**PROMPT**. Copy the lines below word for word, without the pictures.

════════

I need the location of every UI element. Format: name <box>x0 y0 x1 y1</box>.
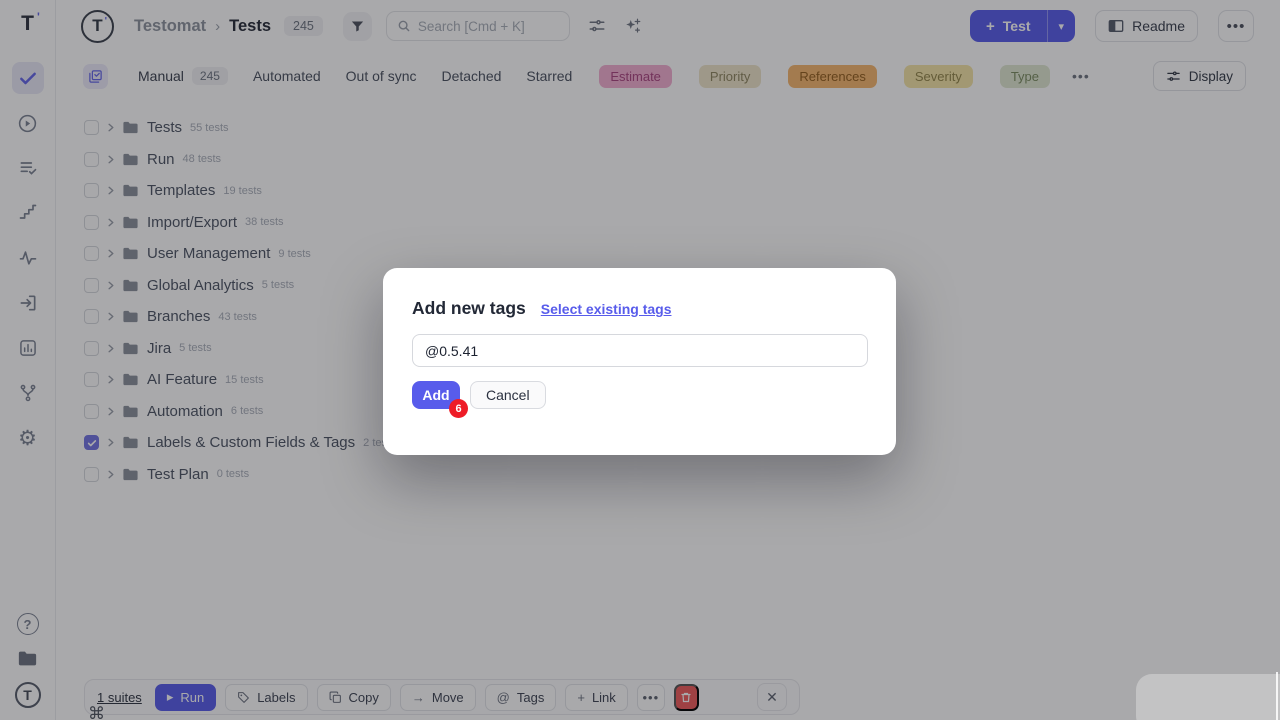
modal-title: Add new tags <box>412 298 526 319</box>
tag-input[interactable] <box>412 334 868 367</box>
cancel-button[interactable]: Cancel <box>470 381 546 409</box>
modal-header: Add new tags Select existing tags <box>412 298 867 319</box>
add-button[interactable]: Add 6 <box>412 381 460 409</box>
chat-widget[interactable] <box>1136 674 1280 720</box>
scrollbar-thumb[interactable] <box>1276 672 1278 720</box>
step-badge: 6 <box>449 399 468 418</box>
select-existing-tags-link[interactable]: Select existing tags <box>541 301 672 317</box>
modal-actions: Add 6 Cancel <box>412 381 867 409</box>
app-window: T' ⚙ <box>0 0 1280 720</box>
add-tags-modal: Add new tags Select existing tags Add 6 … <box>383 268 896 455</box>
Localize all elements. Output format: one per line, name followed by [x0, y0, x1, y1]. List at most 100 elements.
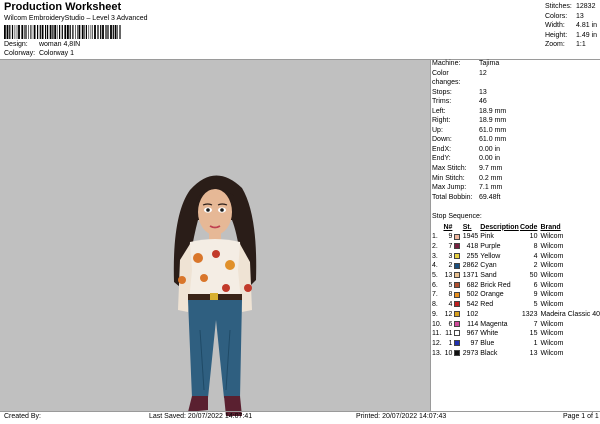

════════

**COMPLETED TASK**.
I need the location of every UI element. Format: name <box>x0 y0 x1 y1</box>.
modal-title: Add new tags <box>412 298 526 319</box>
tag-input[interactable] <box>412 334 868 367</box>
cancel-button[interactable]: Cancel <box>470 381 546 409</box>
modal-header: Add new tags Select existing tags <box>412 298 867 319</box>
add-button[interactable]: Add 6 <box>412 381 460 409</box>
chat-widget[interactable] <box>1136 674 1280 720</box>
scrollbar-thumb[interactable] <box>1276 672 1278 720</box>
step-badge: 6 <box>449 399 468 418</box>
select-existing-tags-link[interactable]: Select existing tags <box>541 301 672 317</box>
modal-actions: Add 6 Cancel <box>412 381 867 409</box>
app-window: T' ⚙ <box>0 0 1280 720</box>
add-tags-modal: Add new tags Select existing tags Add 6 … <box>383 268 896 455</box>
Localize all elements. Output format: one per line, name followed by [x0, y0, x1, y1]. List at most 100 elements.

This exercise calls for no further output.